_Problem details_
Quote every entry word for word.

_Provided data_
+---+

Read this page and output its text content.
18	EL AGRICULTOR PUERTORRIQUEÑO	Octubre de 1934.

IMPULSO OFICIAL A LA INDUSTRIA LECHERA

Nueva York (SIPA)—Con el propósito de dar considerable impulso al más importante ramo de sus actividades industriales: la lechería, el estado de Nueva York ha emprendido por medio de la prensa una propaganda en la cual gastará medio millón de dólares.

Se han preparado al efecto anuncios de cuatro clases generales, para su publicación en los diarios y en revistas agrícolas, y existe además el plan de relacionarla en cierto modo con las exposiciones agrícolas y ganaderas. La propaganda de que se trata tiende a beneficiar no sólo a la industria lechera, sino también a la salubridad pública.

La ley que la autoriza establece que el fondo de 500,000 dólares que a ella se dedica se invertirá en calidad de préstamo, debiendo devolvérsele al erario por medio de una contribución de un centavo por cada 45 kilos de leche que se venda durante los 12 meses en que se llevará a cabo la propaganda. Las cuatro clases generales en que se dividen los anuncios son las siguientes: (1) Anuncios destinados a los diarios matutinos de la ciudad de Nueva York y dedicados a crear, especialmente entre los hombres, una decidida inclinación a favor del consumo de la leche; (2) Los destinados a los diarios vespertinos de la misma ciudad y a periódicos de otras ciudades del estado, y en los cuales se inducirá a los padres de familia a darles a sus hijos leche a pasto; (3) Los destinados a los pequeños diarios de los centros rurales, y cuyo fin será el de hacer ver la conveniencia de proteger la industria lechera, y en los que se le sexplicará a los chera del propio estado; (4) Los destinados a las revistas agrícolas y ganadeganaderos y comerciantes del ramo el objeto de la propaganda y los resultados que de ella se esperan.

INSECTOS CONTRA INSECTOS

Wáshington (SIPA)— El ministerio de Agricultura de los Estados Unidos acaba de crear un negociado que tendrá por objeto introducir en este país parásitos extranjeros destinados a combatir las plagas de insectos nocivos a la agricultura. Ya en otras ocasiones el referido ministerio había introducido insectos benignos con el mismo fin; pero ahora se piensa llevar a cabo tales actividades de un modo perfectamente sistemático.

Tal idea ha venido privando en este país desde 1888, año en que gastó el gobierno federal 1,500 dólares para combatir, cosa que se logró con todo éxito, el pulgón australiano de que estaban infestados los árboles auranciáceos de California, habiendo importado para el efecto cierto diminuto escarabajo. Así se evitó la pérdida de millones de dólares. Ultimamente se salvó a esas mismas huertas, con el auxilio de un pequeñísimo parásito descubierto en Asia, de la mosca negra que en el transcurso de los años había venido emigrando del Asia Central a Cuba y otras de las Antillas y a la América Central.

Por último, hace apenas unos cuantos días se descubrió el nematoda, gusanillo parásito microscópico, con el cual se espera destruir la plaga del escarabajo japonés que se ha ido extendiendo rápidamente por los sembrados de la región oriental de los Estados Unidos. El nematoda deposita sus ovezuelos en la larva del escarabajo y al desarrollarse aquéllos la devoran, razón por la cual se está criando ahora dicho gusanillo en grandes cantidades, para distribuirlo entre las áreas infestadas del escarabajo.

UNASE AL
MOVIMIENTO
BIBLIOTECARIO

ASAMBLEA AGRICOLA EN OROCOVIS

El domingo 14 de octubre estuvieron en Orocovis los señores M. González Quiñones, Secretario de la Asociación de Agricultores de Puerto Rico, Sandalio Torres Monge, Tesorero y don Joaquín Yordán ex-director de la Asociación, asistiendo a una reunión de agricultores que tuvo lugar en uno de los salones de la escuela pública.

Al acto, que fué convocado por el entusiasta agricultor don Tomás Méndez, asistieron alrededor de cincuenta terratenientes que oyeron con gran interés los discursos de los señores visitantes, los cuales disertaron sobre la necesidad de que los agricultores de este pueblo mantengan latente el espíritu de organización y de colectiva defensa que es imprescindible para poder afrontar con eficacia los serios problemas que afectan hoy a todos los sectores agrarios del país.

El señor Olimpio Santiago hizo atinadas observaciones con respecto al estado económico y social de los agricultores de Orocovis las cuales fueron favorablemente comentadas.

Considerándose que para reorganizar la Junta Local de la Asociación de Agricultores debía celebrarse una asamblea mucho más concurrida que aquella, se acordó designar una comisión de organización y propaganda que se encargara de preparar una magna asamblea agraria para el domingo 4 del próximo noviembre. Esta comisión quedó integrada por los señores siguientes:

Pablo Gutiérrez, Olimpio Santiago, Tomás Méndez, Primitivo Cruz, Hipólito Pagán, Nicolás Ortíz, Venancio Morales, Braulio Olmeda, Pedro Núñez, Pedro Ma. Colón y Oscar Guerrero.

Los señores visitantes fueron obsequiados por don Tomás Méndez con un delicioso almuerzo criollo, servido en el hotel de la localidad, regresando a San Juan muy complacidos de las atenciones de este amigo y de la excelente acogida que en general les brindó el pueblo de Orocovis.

+---+

_Answer below_
Read this page and output its text content.
18	EL AGRICULTOR PUERTORRIQUEÑO	Octubre de 1934.

IMPULSO OFICIAL A LA INDUSTRIA LECHERA

Nueva York (SIPA)—Con el propósito de dar considerable impulso al más importante ramo de sus actividades industriales: la lechería, el estado de Nueva York ha emprendido por medio de la prensa una propaganda en la cual gastará medio millón de dólares.

Se han preparado al efecto anuncios de cuatro clases generales, para su publicación en los diarios y en revistas agrícolas, y existe además el plan de relacionarla en cierto modo con las exposiciones agrícolas y ganaderas. La propaganda de que se trata tiende a beneficiar no sólo a la industria lechera, sino también a la salubridad pública.

La ley que la autoriza establece que el fondo de 500,000 dólares que a ella se dedica se invertirá en calidad de préstamo, debiendo devolvérsele al erario por medio de una contribución de un centavo por cada 45 kilos de leche que se venda durante los 12 meses en que se llevará a cabo la propaganda. Las cuatro clases generales en que se dividen los anuncios son las siguientes: (1) Anuncios destinados a los diarios matutinos de la ciudad de Nueva York y dedicados a crear, especialmente entre los hombres, una decidida inclinación a favor del consumo de la leche; (2) Los destinados a los diarios vespertinos de la misma ciudad y a periódicos de otras ciudades del estado, y en los cuales se inducirá a los padres de familia a darles a sus hijos leche a pasto; (3) Los destinados a los pequeños diarios de los centros rurales, y cuyo fin será el de hacer ver la conveniencia de proteger la industria lechera, y en los que se le sexplicará a los chera del propio estado; (4) Los destinados a las revistas agrícolas y ganadeganaderos y comerciantes del ramo el objeto de la propaganda y los resultados que de ella se esperan.

INSECTOS CONTRA INSECTOS

Wáshington (SIPA)— El ministerio de Agricultura de los Estados Unidos acaba de crear un negociado que tendrá por objeto introducir en este país parásitos extranjeros destinados a combatir las plagas de insectos nocivos a la agricultura. Ya en otras ocasiones el referido ministerio había introducido insectos benignos con el mismo fin; pero ahora se piensa llevar a cabo tales actividades de un modo perfectamente sistemático.

Tal idea ha venido privando en este país desde 1888, año en que gastó el gobierno federal 1,500 dólares para combatir, cosa que se logró con todo éxito, el pulgón australiano de que estaban infestados los árboles auranciáceos de California, habiendo importado para el efecto cierto diminuto escarabajo. Así se evitó la pérdida de millones de dólares. Ultimamente se salvó a esas mismas huertas, con el auxilio de un pequeñísimo parásito descubierto en Asia, de la mosca negra que en el transcurso de los años había venido emigrando del Asia Central a Cuba y otras de las Antillas y a la América Central.

Por último, hace apenas unos cuantos días se descubrió el nematoda, gusanillo parásito microscópico, con el cual se espera destruir la plaga del escarabajo japonés que se ha ido extendiendo rápidamente por los sembrados de la región oriental de los Estados Unidos. El nematoda deposita sus ovezuelos en la larva del escarabajo y al desarrollarse aquéllos la devoran, razón por la cual se está criando ahora dicho gusanillo en grandes cantidades, para distribuirlo entre las áreas infestadas del escarabajo.

UNASE AL
MOVIMIENTO
BIBLIOTECARIO

ASAMBLEA AGRICOLA EN OROCOVIS

El domingo 14 de octubre estuvieron en Orocovis los señores M. González Quiñones, Secretario de la Asociación de Agricultores de Puerto Rico, Sandalio Torres Monge, Tesorero y don Joaquín Yordán ex-director de la Asociación, asistiendo a una reunión de agricultores que tuvo lugar en uno de los salones de la escuela pública.

Al acto, que fué convocado por el entusiasta agricultor don Tomás Méndez, asistieron alrededor de cincuenta terratenientes que oyeron con gran interés los discursos de los señores visitantes, los cuales disertaron sobre la necesidad de que los agricultores de este pueblo mantengan latente el espíritu de organización y de colectiva defensa que es imprescindible para poder afrontar con eficacia los serios problemas que afectan hoy a todos los sectores agrarios del país.

El señor Olimpio Santiago hizo atinadas observaciones con respecto al estado económico y social de los agricultores de Orocovis las cuales fueron favorablemente comentadas.

Considerándose que para reorganizar la Junta Local de la Asociación de Agricultores debía celebrarse una asamblea mucho más concurrida que aquella, se acordó designar una comisión de organización y propaganda que se encargara de preparar una magna asamblea agraria para el domingo 4 del próximo noviembre. Esta comisión quedó integrada por los señores siguientes:

Pablo Gutiérrez, Olimpio Santiago, Tomás Méndez, Primitivo Cruz, Hipólito Pagán, Nicolás Ortíz, Venancio Morales, Braulio Olmeda, Pedro Núñez, Pedro Ma. Colón y Oscar Guerrero.

Los señores visitantes fueron obsequiados por don Tomás Méndez con un delicioso almuerzo criollo, servido en el hotel de la localidad, regresando a San Juan muy complacidos de las atenciones de este amigo y de la excelente acogida que en general les brindó el pueblo de Orocovis.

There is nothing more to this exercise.